Goal: Every entry below must appear again, exactly as written.

[Dataset entries]
——————————
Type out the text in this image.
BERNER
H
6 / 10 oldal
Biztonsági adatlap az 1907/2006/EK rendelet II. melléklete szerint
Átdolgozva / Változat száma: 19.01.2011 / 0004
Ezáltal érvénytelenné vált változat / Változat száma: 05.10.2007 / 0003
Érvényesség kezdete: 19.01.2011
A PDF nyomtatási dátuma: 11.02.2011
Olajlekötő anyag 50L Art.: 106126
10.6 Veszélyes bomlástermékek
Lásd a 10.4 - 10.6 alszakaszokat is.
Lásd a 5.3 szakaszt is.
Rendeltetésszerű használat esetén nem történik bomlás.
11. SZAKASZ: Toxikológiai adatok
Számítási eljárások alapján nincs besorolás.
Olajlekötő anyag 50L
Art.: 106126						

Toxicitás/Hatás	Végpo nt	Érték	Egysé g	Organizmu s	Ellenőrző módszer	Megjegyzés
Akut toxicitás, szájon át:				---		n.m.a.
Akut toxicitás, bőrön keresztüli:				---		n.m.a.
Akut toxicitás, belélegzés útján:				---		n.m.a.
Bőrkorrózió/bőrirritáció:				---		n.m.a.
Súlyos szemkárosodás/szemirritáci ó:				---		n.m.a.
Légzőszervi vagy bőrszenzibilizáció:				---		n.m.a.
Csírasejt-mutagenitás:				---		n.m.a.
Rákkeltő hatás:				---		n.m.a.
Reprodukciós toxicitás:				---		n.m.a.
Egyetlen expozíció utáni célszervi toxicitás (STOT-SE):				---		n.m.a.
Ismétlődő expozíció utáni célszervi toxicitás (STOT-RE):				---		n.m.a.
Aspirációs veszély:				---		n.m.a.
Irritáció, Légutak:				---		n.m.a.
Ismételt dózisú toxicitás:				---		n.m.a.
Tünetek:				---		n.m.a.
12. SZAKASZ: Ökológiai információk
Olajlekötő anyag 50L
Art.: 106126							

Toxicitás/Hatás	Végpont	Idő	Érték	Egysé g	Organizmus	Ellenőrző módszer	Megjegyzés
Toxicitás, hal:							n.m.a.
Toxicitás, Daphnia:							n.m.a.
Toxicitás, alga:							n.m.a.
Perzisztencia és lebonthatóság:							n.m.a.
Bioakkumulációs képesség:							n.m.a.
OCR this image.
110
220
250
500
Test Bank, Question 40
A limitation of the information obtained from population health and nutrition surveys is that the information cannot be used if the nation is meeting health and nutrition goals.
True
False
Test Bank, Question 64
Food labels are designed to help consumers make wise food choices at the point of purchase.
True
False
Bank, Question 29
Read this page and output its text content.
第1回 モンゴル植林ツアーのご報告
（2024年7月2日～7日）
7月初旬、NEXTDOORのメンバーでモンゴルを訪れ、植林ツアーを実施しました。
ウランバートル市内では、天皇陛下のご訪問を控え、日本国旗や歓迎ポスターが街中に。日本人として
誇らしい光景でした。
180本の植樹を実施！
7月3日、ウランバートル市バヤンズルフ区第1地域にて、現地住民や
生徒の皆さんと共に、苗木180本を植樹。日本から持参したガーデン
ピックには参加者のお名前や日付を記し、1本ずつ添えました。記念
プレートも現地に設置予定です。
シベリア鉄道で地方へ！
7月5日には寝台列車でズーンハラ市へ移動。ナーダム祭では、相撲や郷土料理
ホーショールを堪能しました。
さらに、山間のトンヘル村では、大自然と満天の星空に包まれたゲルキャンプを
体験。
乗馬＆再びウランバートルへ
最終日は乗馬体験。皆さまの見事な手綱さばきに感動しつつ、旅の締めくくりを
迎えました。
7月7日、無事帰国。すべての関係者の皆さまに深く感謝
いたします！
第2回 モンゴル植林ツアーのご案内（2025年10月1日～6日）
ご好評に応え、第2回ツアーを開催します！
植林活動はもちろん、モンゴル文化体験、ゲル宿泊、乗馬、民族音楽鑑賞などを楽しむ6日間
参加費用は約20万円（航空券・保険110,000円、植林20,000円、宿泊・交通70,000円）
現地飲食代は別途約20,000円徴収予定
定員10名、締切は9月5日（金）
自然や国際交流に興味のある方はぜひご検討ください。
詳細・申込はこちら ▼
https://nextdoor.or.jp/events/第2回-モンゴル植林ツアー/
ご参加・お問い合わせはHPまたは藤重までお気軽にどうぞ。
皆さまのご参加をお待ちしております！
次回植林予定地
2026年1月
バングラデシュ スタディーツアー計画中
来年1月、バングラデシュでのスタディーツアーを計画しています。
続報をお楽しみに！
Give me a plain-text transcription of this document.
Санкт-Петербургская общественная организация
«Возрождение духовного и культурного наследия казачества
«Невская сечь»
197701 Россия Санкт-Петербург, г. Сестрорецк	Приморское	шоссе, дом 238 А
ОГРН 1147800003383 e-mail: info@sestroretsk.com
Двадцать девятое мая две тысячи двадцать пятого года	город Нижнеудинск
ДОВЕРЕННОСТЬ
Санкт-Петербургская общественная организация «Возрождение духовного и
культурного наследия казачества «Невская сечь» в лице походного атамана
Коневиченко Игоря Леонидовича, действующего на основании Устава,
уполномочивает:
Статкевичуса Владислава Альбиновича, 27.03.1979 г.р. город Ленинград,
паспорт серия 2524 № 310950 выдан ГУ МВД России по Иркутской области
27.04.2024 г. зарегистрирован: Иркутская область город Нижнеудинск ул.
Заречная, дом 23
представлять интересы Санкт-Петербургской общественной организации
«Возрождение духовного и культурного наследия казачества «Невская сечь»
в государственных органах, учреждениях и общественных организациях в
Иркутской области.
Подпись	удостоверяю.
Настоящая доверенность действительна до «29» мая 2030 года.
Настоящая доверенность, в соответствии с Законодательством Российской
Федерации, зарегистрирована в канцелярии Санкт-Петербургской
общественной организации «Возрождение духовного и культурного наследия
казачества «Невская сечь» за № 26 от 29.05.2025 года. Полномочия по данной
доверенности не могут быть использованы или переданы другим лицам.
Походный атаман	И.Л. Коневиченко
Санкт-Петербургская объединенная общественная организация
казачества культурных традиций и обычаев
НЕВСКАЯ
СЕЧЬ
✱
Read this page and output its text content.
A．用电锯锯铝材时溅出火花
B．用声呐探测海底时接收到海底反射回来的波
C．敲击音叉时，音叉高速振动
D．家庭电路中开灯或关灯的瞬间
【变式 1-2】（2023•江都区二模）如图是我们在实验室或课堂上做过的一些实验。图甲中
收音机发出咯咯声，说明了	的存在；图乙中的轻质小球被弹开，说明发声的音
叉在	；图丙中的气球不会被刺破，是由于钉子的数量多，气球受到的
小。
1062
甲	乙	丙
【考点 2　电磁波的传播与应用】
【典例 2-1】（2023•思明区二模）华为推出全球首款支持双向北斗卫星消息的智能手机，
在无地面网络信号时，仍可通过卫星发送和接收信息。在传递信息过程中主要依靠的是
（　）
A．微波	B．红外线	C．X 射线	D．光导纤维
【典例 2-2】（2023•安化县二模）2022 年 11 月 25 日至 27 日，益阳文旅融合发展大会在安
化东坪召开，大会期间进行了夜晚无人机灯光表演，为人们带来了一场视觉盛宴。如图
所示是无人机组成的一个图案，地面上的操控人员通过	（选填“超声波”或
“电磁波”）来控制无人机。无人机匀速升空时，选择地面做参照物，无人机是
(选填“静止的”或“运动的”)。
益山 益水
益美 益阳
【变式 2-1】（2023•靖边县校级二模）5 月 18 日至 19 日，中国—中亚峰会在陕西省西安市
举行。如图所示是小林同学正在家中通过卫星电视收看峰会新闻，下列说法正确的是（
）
——————————
Written answer:
Type out the text in this image.
BERNER
H
6 / 10 oldal
Biztonsági adatlap az 1907/2006/EK rendelet II. melléklete szerint
Átdolgozva / Változat száma: 19.01.2011 / 0004
Ezáltal érvénytelenné vált változat / Változat száma: 05.10.2007 / 0003
Érvényesség kezdete: 19.01.2011
A PDF nyomtatási dátuma: 11.02.2011
Olajlekötő anyag 50L Art.: 106126
10.6 Veszélyes bomlástermékek
Lásd a 10.4 - 10.6 alszakaszokat is.
Lásd a 5.3 szakaszt is.
Rendeltetésszerű használat esetén nem történik bomlás.
11. SZAKASZ: Toxikológiai adatok
Számítási eljárások alapján nincs besorolás.
Olajlekötő anyag 50L
Art.: 106126						

Toxicitás/Hatás	Végpo nt	Érték	Egysé g	Organizmu s	Ellenőrző módszer	Megjegyzés
Akut toxicitás, szájon át:				---		n.m.a.
Akut toxicitás, bőrön keresztüli:				---		n.m.a.
Akut toxicitás, belélegzés útján:				---		n.m.a.
Bőrkorrózió/bőrirritáció:				---		n.m.a.
Súlyos szemkárosodás/szemirritáci ó:				---		n.m.a.
Légzőszervi vagy bőrszenzibilizáció:				---		n.m.a.
Csírasejt-mutagenitás:				---		n.m.a.
Rákkeltő hatás:				---		n.m.a.
Reprodukciós toxicitás:				---		n.m.a.
Egyetlen expozíció utáni célszervi toxicitás (STOT-SE):				---		n.m.a.
Ismétlődő expozíció utáni célszervi toxicitás (STOT-RE):				---		n.m.a.
Aspirációs veszély:				---		n.m.a.
Irritáció, Légutak:				---		n.m.a.
Ismételt dózisú toxicitás:				---		n.m.a.
Tünetek:				---		n.m.a.
12. SZAKASZ: Ökológiai információk
Olajlekötő anyag 50L
Art.: 106126							

Toxicitás/Hatás	Végpont	Idő	Érték	Egysé g	Organizmus	Ellenőrző módszer	Megjegyzés
Toxicitás, hal:							n.m.a.
Toxicitás, Daphnia:							n.m.a.
Toxicitás, alga:							n.m.a.
Perzisztencia és lebonthatóság:							n.m.a.
Bioakkumulációs képesség:							n.m.a.
OCR this image.
110
220
250
500
Test Bank, Question 40
A limitation of the information obtained from population health and nutrition surveys is that the information cannot be used if the nation is meeting health and nutrition goals.
True
False
Test Bank, Question 64
Food labels are designed to help consumers make wise food choices at the point of purchase.
True
False
Bank, Question 29
Read this page and output its text content.
第1回 モンゴル植林ツアーのご報告
（2024年7月2日～7日）
7月初旬、NEXTDOORのメンバーでモンゴルを訪れ、植林ツアーを実施しました。
ウランバートル市内では、天皇陛下のご訪問を控え、日本国旗や歓迎ポスターが街中に。日本人として
誇らしい光景でした。
180本の植樹を実施！
7月3日、ウランバートル市バヤンズルフ区第1地域にて、現地住民や
生徒の皆さんと共に、苗木180本を植樹。日本から持参したガーデン
ピックには参加者のお名前や日付を記し、1本ずつ添えました。記念
プレートも現地に設置予定です。
シベリア鉄道で地方へ！
7月5日には寝台列車でズーンハラ市へ移動。ナーダム祭では、相撲や郷土料理
ホーショールを堪能しました。
さらに、山間のトンヘル村では、大自然と満天の星空に包まれたゲルキャンプを
体験。
乗馬＆再びウランバートルへ
最終日は乗馬体験。皆さまの見事な手綱さばきに感動しつつ、旅の締めくくりを
迎えました。
7月7日、無事帰国。すべての関係者の皆さまに深く感謝
いたします！
第2回 モンゴル植林ツアーのご案内（2025年10月1日～6日）
ご好評に応え、第2回ツアーを開催します！
植林活動はもちろん、モンゴル文化体験、ゲル宿泊、乗馬、民族音楽鑑賞などを楽しむ6日間
参加費用は約20万円（航空券・保険110,000円、植林20,000円、宿泊・交通70,000円）
現地飲食代は別途約20,000円徴収予定
定員10名、締切は9月5日（金）
自然や国際交流に興味のある方はぜひご検討ください。
詳細・申込はこちら ▼
https://nextdoor.or.jp/events/第2回-モンゴル植林ツアー/
ご参加・お問い合わせはHPまたは藤重までお気軽にどうぞ。
皆さまのご参加をお待ちしております！
次回植林予定地
2026年1月
バングラデシュ スタディーツアー計画中
来年1月、バングラデシュでのスタディーツアーを計画しています。
続報をお楽しみに！
Give me a plain-text transcription of this document.
Санкт-Петербургская общественная организация
«Возрождение духовного и культурного наследия казачества
«Невская сечь»
197701 Россия Санкт-Петербург, г. Сестрорецк	Приморское	шоссе, дом 238 А
ОГРН 1147800003383 e-mail: info@sestroretsk.com
Двадцать девятое мая две тысячи двадцать пятого года	город Нижнеудинск
ДОВЕРЕННОСТЬ
Санкт-Петербургская общественная организация «Возрождение духовного и
культурного наследия казачества «Невская сечь» в лице походного атамана
Коневиченко Игоря Леонидовича, действующего на основании Устава,
уполномочивает:
Статкевичуса Владислава Альбиновича, 27.03.1979 г.р. город Ленинград,
паспорт серия 2524 № 310950 выдан ГУ МВД России по Иркутской области
27.04.2024 г. зарегистрирован: Иркутская область город Нижнеудинск ул.
Заречная, дом 23
представлять интересы Санкт-Петербургской общественной организации
«Возрождение духовного и культурного наследия казачества «Невская сечь»
в государственных органах, учреждениях и общественных организациях в
Иркутской области.
Подпись	удостоверяю.
Настоящая доверенность действительна до «29» мая 2030 года.
Настоящая доверенность, в соответствии с Законодательством Российской
Федерации, зарегистрирована в канцелярии Санкт-Петербургской
общественной организации «Возрождение духовного и культурного наследия
казачества «Невская сечь» за № 26 от 29.05.2025 года. Полномочия по данной
доверенности не могут быть использованы или переданы другим лицам.
Походный атаман	И.Л. Коневиченко
Санкт-Петербургская объединенная общественная организация
казачества культурных традиций и обычаев
НЕВСКАЯ
СЕЧЬ
✱
Read this page and output its text content.
A．用电锯锯铝材时溅出火花
B．用声呐探测海底时接收到海底反射回来的波
C．敲击音叉时，音叉高速振动
D．家庭电路中开灯或关灯的瞬间
【变式 1-2】（2023•江都区二模）如图是我们在实验室或课堂上做过的一些实验。图甲中
收音机发出咯咯声，说明了	的存在；图乙中的轻质小球被弹开，说明发声的音
叉在	；图丙中的气球不会被刺破，是由于钉子的数量多，气球受到的
小。
1062
甲	乙	丙
【考点 2　电磁波的传播与应用】
【典例 2-1】（2023•思明区二模）华为推出全球首款支持双向北斗卫星消息的智能手机，
在无地面网络信号时，仍可通过卫星发送和接收信息。在传递信息过程中主要依靠的是
（　）
A．微波	B．红外线	C．X 射线	D．光导纤维
【典例 2-2】（2023•安化县二模）2022 年 11 月 25 日至 27 日，益阳文旅融合发展大会在安
化东坪召开，大会期间进行了夜晚无人机灯光表演，为人们带来了一场视觉盛宴。如图
所示是无人机组成的一个图案，地面上的操控人员通过	（选填“超声波”或
“电磁波”）来控制无人机。无人机匀速升空时，选择地面做参照物，无人机是
(选填“静止的”或“运动的”)。
益山 益水
益美 益阳
【变式 2-1】（2023•靖边县校级二模）5 月 18 日至 19 日，中国—中亚峰会在陕西省西安市
举行。如图所示是小林同学正在家中通过卫星电视收看峰会新闻，下列说法正确的是（
）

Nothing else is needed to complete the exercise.